- **Task brief**
Look through the data below. Show each line where the string "Ημερομηνία" occurs.

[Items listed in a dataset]
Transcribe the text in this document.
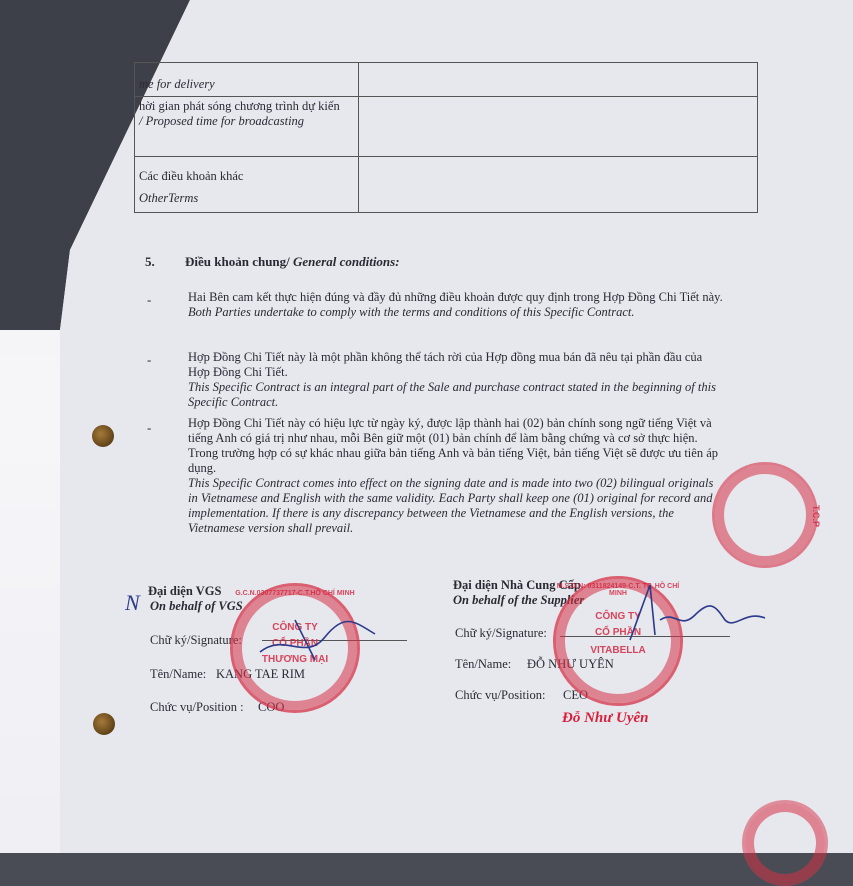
me for delivery	

hời gian phát sóng chương trình dự kiến
/ Proposed time for broadcasting	

Các điều khoản khác
OtherTerms	

5. Điều khoản chung/ General conditions:
-	Hai Bên cam kết thực hiện đúng và đầy đủ những điều khoản được quy định trong Hợp Đồng Chi Tiết này.
Both Parties undertake to comply with the terms and conditions of this Specific Contract.
-	Hợp Đồng Chi Tiết này là một phần không thể tách rời của Hợp đồng mua bán đã nêu tại phần đầu của Hợp Đồng Chi Tiết.
This Specific Contract is an integral part of the Sale and purchase contract stated in the beginning of this Specific Contract.
-	Hợp Đồng Chi Tiết này có hiệu lực từ ngày ký, được lập thành hai (02) bản chính song ngữ tiếng Việt và tiếng Anh có giá trị như nhau, mỗi Bên giữ một (01) bản chính để làm bằng chứng và cơ sở thực hiện. Trong trường hợp có sự khác nhau giữa bản tiếng Anh và bản tiếng Việt, bản tiếng Việt sẽ được ưu tiên áp dụng.
This Specific Contract comes into effect on the signing date and is made into two (02) bilingual originals in Vietnamese and English with the same validity. Each Party shall keep one (01) original for record and implementation. If there is any discrepancy between the Vietnamese and the English versions, the Vietnamese version shall prevail.
T.C.P
Đại diện VGS
On behalf of VGS
N
Chữ ký/Signature:
Tên/Name: KANG TAE RIM
Chức vụ/Position : COO
CÔNG TY
CỔ PHẦN
THƯƠNG MẠI
G.C.N.0307737717-C.T.HỒ CHÍ MINH
Đại diện Nhà Cung Cấp
On behalf of the Supplier
Chữ ký/Signature:
Tên/Name: ĐỖ NHƯ UYÊN
Chức vụ/Position: CEO
CÔNG TY
CỔ PHẦN
VITABELLA
M.S.D.N: 0311824149-C.T. TP. HỒ CHÍ MINH
Đỗ Như Uyên
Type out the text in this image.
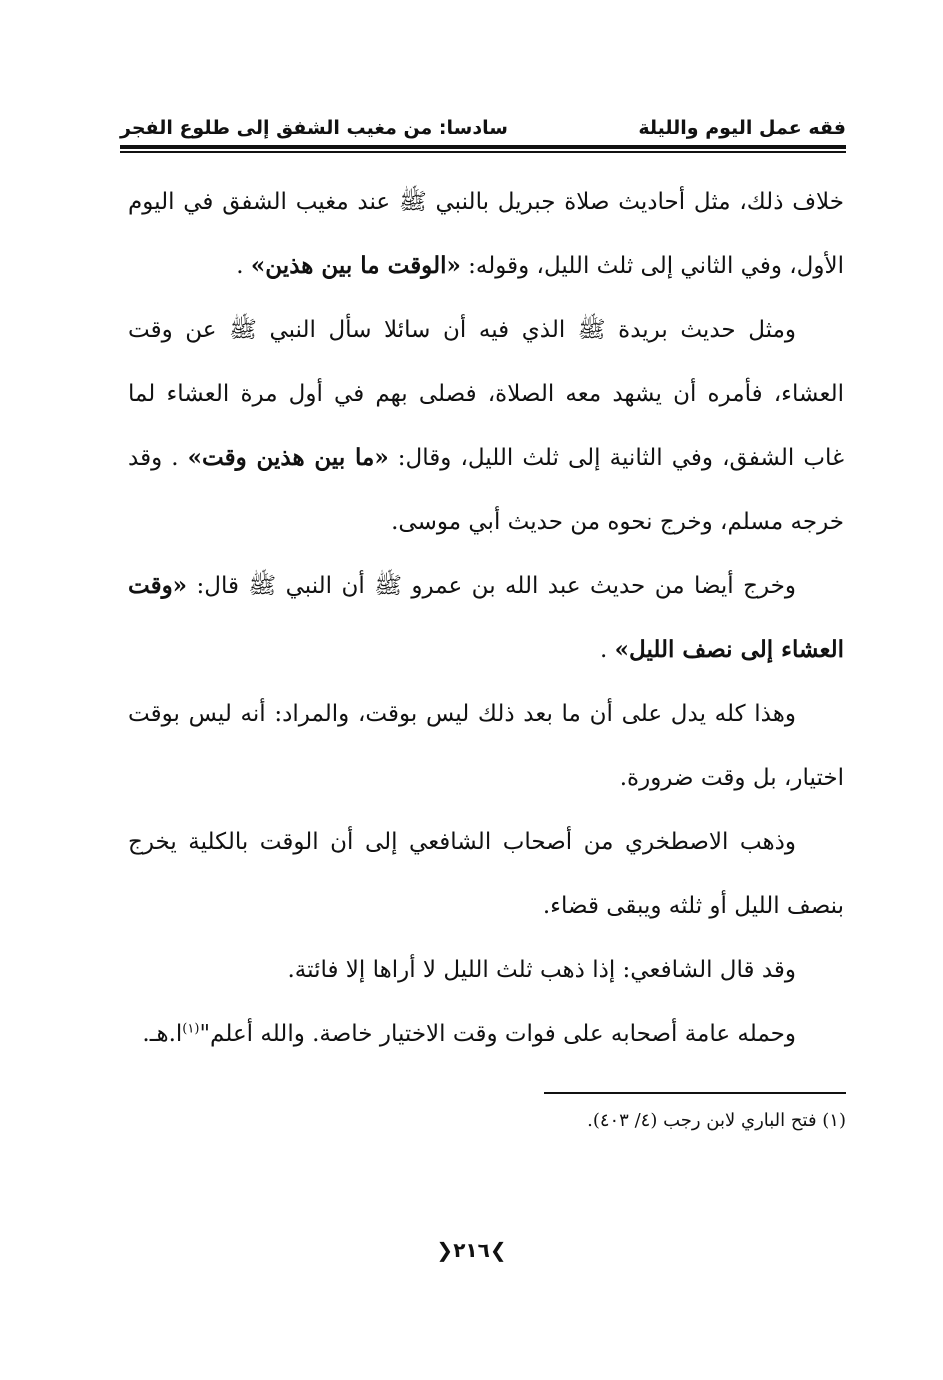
فقه عمل اليوم والليلة
سادسا: من مغيب الشفق إلى طلوع الفجر

خلاف ذلك، مثل أحاديث صلاة جبريل بالنبي ﷺ عند مغيب الشفق في اليوم الأول، وفي الثاني إلى ثلث الليل، وقوله: «الوقت ما بين هذين» .

ومثل حديث بريدة ﷺ الذي فيه أن سائلا سأل النبي ﷺ عن وقت العشاء، فأمره أن يشهد معه الصلاة، فصلى بهم في أول مرة العشاء لما غاب الشفق، وفي الثانية إلى ثلث الليل، وقال: «ما بين هذين وقت» . وقد خرجه مسلم، وخرج نحوه من حديث أبي موسى.

وخرج أيضا من حديث عبد الله بن عمرو ﷺ أن النبي ﷺ قال: «وقت العشاء إلى نصف الليل» .

وهذا كله يدل على أن ما بعد ذلك ليس بوقت، والمراد: أنه ليس بوقت اختيار، بل وقت ضرورة.

وذهب الاصطخري من أصحاب الشافعي إلى أن الوقت بالكلية يخرج بنصف الليل أو ثلثه ويبقى قضاء.

وقد قال الشافعي: إذا ذهب ثلث الليل لا أراها إلا فائتة.

وحمله عامة أصحابه على فوات وقت الاختيار خاصة. والله أعلم"$^{(١)}$ا.هـ.

(١) فتح الباري لابن رجب (٤/ ٤٠٣).
❯٢١٦❮
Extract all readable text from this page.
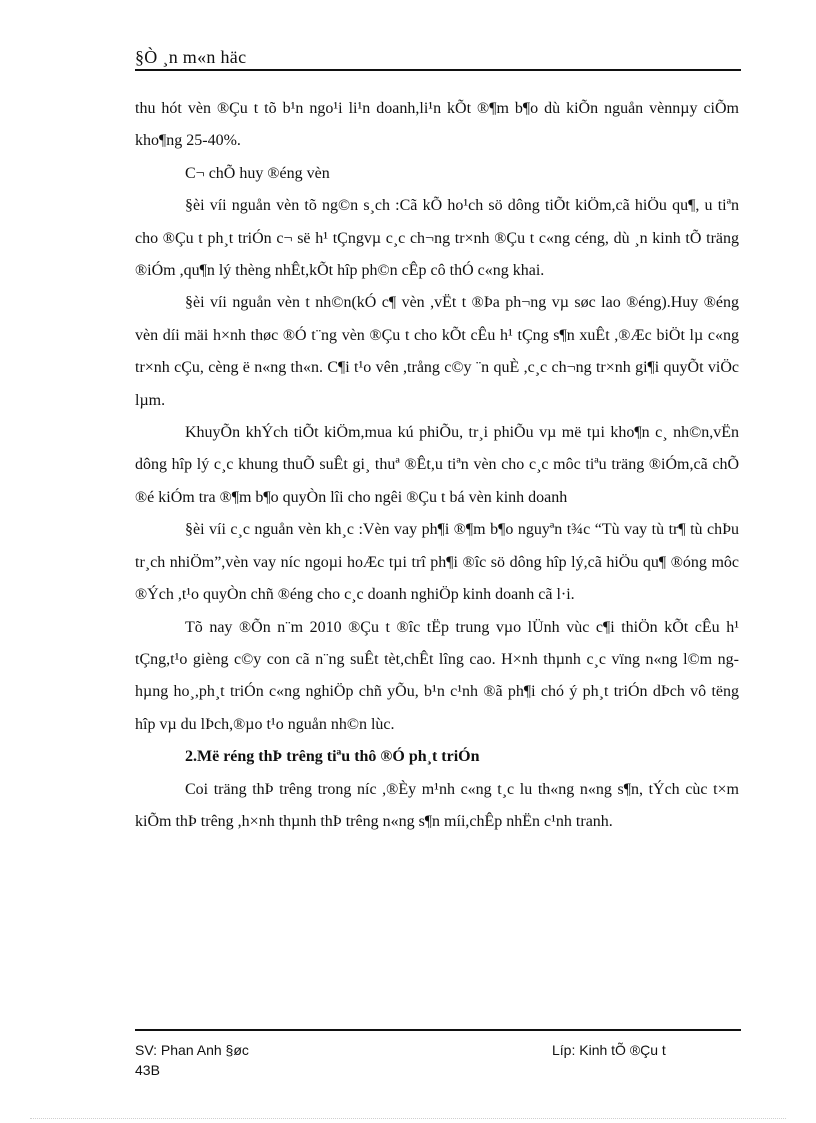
§Ò ¸n m«n häc

thu hót vèn ®Çu t tõ b¹n ngo¹i li¹n doanh,li¹n kÕt ®¶m b¶o dù kiÕn nguån vènnµy ciÕm kho¶ng 25-40%.

C¬ chÕ huy ®éng vèn

§èi víi nguån vèn tõ ng©n s¸ch :Cã kÕ ho¹ch sö dông tiÕt kiÖm,cã hiÖu qu¶, u tiªn cho ®Çu t ph¸t triÓn c¬ së h¹ tÇngvµ c¸c ch¬ng tr×nh ®Çu t c«ng céng, dù ¸n kinh tÕ träng ®iÓm ,qu¶n lý thèng nhÊt,kÕt hîp ph©n cÊp cô thÓ c«ng khai.

§èi víi nguån vèn t nh©n(kÓ c¶ vèn ,vËt t ®Þa ph¬ng vµ søc lao ®éng).Huy ®éng vèn díi mäi h×nh thøc ®Ó t¨ng vèn ®Çu t cho kÕt cÊu h¹ tÇng s¶n xuÊt ,®Æc biÖt lµ c«ng tr×nh cÇu, cèng ë n«ng th«n. C¶i t¹o vên ,trång c©y ¨n quÈ ,c¸c ch¬ng tr×nh gi¶i quyÕt viÖc lµm.

KhuyÕn khÝch tiÕt kiÖm,mua kú phiÕu, tr¸i phiÕu vµ më tµi kho¶n c¸ nh©n,vËn dông hîp lý c¸c khung thuÕ suÊt gi¸ thuª ®Êt,u tiªn vèn cho c¸c môc tiªu träng ®iÓm,cã chÕ ®é kiÓm tra ®¶m b¶o quyÒn lîi cho ngêi ®Çu t bá vèn kinh doanh

§èi víi c¸c nguån vèn kh¸c :Vèn vay ph¶i ®¶m b¶o nguyªn t¾c “Tù vay tù tr¶ tù chÞu tr¸ch nhiÖm”,vèn vay níc ngoµi hoÆc tµi trî ph¶i ®îc sö dông hîp lý,cã hiÖu qu¶ ®óng môc ®Ých ,t¹o quyÒn chñ ®éng cho c¸c doanh nghiÖp kinh doanh cã l·i.

Tõ nay ®Õn n¨m 2010 ®Çu t ®îc tËp trung vµo lÜnh vùc c¶i thiÖn kÕt cÊu h¹ tÇng,t¹o gièng c©y con cã n¨ng suÊt tèt,chÊt lîng cao. H×nh thµnh c¸c vïng n«ng l©m ng hµng ho¸,ph¸t triÓn c«ng nghiÖp chñ yÕu, b¹n c¹nh ®ã ph¶i chó ý ph¸t triÓn dÞch vô tëng hîp vµ du lÞch,®µo t¹o nguån nh©n lùc.

2.Më réng thÞ trêng tiªu thô ®Ó ph¸t triÓn

Coi träng thÞ trêng trong níc ,®Èy m¹nh c«ng t¸c lu th«ng n«ng s¶n, tÝch cùc t×m kiÕm thÞ trêng ,h×nh thµnh thÞ trêng n«ng s¶n míi,chÊp nhËn c¹nh tranh.

SV: Phan Anh §øc
43B
Líp: Kinh tÕ ®Çu t
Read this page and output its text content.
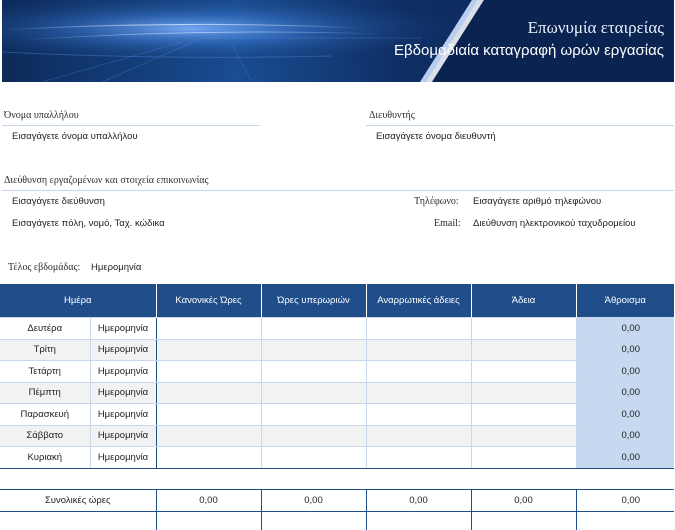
Επωνυμία εταιρείας
Εβδομαδιαία καταγραφή ωρών εργασίας
Όνομα υπαλλήλου
Εισαγάγετε όνομα υπαλλήλου
Διευθυντής
Εισαγάγετε όνομα διευθυντή
Διεύθυνση εργαζομένων και στοιχεία επικοινωνίας
Εισαγάγετε διεύθυνση
Εισαγάγετε πόλη, νομό, Ταχ. κώδικα
Τηλέφωνο: Εισαγάγετε αριθμό τηλεφώνου
Email: Διεύθυνση ηλεκτρονικού ταχυδρομείου
Τέλος εβδομάδας: Ημερομηνία
Ημέρα		Κανονικές Ώρες	Ώρες υπερωριών	Αναρρωτικές άδειες	Άδεια	Άθροισμα
Δευτέρα	Ημερομηνία					0,00
Τρίτη	Ημερομηνία					0,00
Τετάρτη	Ημερομηνία					0,00
Πέμπτη	Ημερομηνία					0,00
Παρασκευή	Ημερομηνία					0,00
Σάββατο	Ημερομηνία					0,00
Κυριακή	Ημερομηνία					0,00
Συνολικές ώρες	0,00	0,00	0,00	0,00	0,00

- **Written solution**
Τέλος εβδομάδας: Ημερομηνία
Δευτέρα	Ημερομηνία					0,00
Τρίτη	Ημερομηνία					0,00
Τετάρτη	Ημερομηνία					0,00
Πέμπτη	Ημερομηνία					0,00
Παρασκευή	Ημερομηνία					0,00
Σάββατο	Ημερομηνία					0,00
Κυριακή	Ημερομηνία					0,00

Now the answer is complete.